• **Dataset extract**:

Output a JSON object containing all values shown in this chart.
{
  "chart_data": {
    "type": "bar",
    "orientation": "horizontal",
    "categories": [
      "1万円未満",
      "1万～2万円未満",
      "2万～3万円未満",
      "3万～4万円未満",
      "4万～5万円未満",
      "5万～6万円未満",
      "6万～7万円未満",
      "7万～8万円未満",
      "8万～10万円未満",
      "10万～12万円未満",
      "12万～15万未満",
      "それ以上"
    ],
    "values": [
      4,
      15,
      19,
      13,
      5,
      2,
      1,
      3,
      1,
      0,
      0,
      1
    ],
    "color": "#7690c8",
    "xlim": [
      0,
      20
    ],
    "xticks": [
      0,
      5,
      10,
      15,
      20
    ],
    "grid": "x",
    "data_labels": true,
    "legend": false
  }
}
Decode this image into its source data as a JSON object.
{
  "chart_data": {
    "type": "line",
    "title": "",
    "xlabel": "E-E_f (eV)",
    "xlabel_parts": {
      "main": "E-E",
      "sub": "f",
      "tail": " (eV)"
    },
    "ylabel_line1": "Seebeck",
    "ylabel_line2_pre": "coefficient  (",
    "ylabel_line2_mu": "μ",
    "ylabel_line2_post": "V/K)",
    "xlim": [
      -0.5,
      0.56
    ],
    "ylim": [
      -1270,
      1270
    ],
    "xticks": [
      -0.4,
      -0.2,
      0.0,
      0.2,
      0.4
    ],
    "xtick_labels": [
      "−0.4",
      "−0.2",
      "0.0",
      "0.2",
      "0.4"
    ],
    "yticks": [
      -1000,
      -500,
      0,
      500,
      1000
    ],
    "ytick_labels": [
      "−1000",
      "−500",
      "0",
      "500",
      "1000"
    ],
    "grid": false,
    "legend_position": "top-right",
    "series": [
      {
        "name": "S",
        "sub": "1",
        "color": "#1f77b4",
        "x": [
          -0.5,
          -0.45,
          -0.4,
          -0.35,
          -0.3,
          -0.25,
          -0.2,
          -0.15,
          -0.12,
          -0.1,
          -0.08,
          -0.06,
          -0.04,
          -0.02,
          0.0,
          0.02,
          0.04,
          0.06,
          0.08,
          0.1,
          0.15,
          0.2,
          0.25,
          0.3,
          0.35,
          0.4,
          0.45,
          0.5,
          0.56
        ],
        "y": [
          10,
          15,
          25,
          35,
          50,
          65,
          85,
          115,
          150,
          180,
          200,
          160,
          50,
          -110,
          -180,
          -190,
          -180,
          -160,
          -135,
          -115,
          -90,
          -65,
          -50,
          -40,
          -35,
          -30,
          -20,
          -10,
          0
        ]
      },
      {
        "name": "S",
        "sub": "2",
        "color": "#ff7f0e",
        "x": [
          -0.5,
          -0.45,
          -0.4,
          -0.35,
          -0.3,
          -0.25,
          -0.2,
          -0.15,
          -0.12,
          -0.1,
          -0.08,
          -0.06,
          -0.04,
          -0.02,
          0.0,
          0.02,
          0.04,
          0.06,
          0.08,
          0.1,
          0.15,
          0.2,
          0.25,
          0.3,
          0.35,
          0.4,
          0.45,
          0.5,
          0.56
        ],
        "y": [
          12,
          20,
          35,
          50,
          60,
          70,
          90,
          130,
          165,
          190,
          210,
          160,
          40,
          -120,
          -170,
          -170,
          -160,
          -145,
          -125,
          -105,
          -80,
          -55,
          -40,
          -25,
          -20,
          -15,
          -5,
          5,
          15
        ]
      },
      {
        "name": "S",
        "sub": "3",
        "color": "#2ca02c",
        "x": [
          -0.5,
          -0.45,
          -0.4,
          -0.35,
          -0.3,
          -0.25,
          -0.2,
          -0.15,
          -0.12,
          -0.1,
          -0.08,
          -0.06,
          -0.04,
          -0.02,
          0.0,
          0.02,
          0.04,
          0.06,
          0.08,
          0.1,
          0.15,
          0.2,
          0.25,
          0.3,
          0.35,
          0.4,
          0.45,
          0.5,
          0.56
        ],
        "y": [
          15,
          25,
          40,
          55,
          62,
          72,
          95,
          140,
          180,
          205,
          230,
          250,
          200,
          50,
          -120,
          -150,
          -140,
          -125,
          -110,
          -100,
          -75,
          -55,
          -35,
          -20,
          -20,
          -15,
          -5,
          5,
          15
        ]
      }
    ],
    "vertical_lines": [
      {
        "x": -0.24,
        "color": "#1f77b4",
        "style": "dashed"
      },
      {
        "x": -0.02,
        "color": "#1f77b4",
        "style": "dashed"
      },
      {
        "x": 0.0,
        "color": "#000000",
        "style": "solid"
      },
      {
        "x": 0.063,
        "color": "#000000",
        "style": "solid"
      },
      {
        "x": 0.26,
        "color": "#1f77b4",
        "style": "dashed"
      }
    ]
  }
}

• **Prompt**:
Repeat every entry exactly as written above.

• **Answer to the problem**:
Output a JSON object containing all values shown in this chart.
{
  "chart_data": {
    "type": "bar",
    "orientation": "horizontal",
    "categories": [
      "1万円未満",
      "1万～2万円未満",
      "2万～3万円未満",
      "3万～4万円未満",
      "4万～5万円未満",
      "5万～6万円未満",
      "6万～7万円未満",
      "7万～8万円未満",
      "8万～10万円未満",
      "10万～12万円未満",
      "12万～15万未満",
      "それ以上"
    ],
    "values": [
      4,
      15,
      19,
      13,
      5,
      2,
      1,
      3,
      1,
      0,
      0,
      1
    ],
    "color": "#7690c8",
    "xlim": [
      0,
      20
    ],
    "xticks": [
      0,
      5,
      10,
      15,
      20
    ],
    "grid": "x",
    "data_labels": true,
    "legend": false
  }
}
Decode this image into its source data as a JSON object.
{
  "chart_data": {
    "type": "line",
    "title": "",
    "xlabel": "E-E_f (eV)",
    "xlabel_parts": {
      "main": "E-E",
      "sub": "f",
      "tail": " (eV)"
    },
    "ylabel_line1": "Seebeck",
    "ylabel_line2_pre": "coefficient  (",
    "ylabel_line2_mu": "μ",
    "ylabel_line2_post": "V/K)",
    "xlim": [
      -0.5,
      0.56
    ],
    "ylim": [
      -1270,
      1270
    ],
    "xticks": [
      -0.4,
      -0.2,
      0.0,
      0.2,
      0.4
    ],
    "xtick_labels": [
      "−0.4",
      "−0.2",
      "0.0",
      "0.2",
      "0.4"
    ],
    "yticks": [
      -1000,
      -500,
      0,
      500,
      1000
    ],
    "ytick_labels": [
      "−1000",
      "−500",
      "0",
      "500",
      "1000"
    ],
    "grid": false,
    "legend_position": "top-right",
    "series": [
      {
        "name": "S",
        "sub": "1",
        "color": "#1f77b4",
        "x": [
          -0.5,
          -0.45,
          -0.4,
          -0.35,
          -0.3,
          -0.25,
          -0.2,
          -0.15,
          -0.12,
          -0.1,
          -0.08,
          -0.06,
          -0.04,
          -0.02,
          0.0,
          0.02,
          0.04,
          0.06,
          0.08,
          0.1,
          0.15,
          0.2,
          0.25,
          0.3,
          0.35,
          0.4,
          0.45,
          0.5,
          0.56
        ],
        "y": [
          10,
          15,
          25,
          35,
          50,
          65,
          85,
          115,
          150,
          180,
          200,
          160,
          50,
          -110,
          -180,
          -190,
          -180,
          -160,
          -135,
          -115,
          -90,
          -65,
          -50,
          -40,
          -35,
          -30,
          -20,
          -10,
          0
        ]
      },
      {
        "name": "S",
        "sub": "2",
        "color": "#ff7f0e",
        "x": [
          -0.5,
          -0.45,
          -0.4,
          -0.35,
          -0.3,
          -0.25,
          -0.2,
          -0.15,
          -0.12,
          -0.1,
          -0.08,
          -0.06,
          -0.04,
          -0.02,
          0.0,
          0.02,
          0.04,
          0.06,
          0.08,
          0.1,
          0.15,
          0.2,
          0.25,
          0.3,
          0.35,
          0.4,
          0.45,
          0.5,
          0.56
        ],
        "y": [
          12,
          20,
          35,
          50,
          60,
          70,
          90,
          130,
          165,
          190,
          210,
          160,
          40,
          -120,
          -170,
          -170,
          -160,
          -145,
          -125,
          -105,
          -80,
          -55,
          -40,
          -25,
          -20,
          -15,
          -5,
          5,
          15
        ]
      },
      {
        "name": "S",
        "sub": "3",
        "color": "#2ca02c",
        "x": [
          -0.5,
          -0.45,
          -0.4,
          -0.35,
          -0.3,
          -0.25,
          -0.2,
          -0.15,
          -0.12,
          -0.1,
          -0.08,
          -0.06,
          -0.04,
          -0.02,
          0.0,
          0.02,
          0.04,
          0.06,
          0.08,
          0.1,
          0.15,
          0.2,
          0.25,
          0.3,
          0.35,
          0.4,
          0.45,
          0.5,
          0.56
        ],
        "y": [
          15,
          25,
          40,
          55,
          62,
          72,
          95,
          140,
          180,
          205,
          230,
          250,
          200,
          50,
          -120,
          -150,
          -140,
          -125,
          -110,
          -100,
          -75,
          -55,
          -35,
          -20,
          -20,
          -15,
          -5,
          5,
          15
        ]
      }
    ],
    "vertical_lines": [
      {
        "x": -0.24,
        "color": "#1f77b4",
        "style": "dashed"
      },
      {
        "x": -0.02,
        "color": "#1f77b4",
        "style": "dashed"
      },
      {
        "x": 0.0,
        "color": "#000000",
        "style": "solid"
      },
      {
        "x": 0.063,
        "color": "#000000",
        "style": "solid"
      },
      {
        "x": 0.26,
        "color": "#1f77b4",
        "style": "dashed"
      }
    ]
  }
}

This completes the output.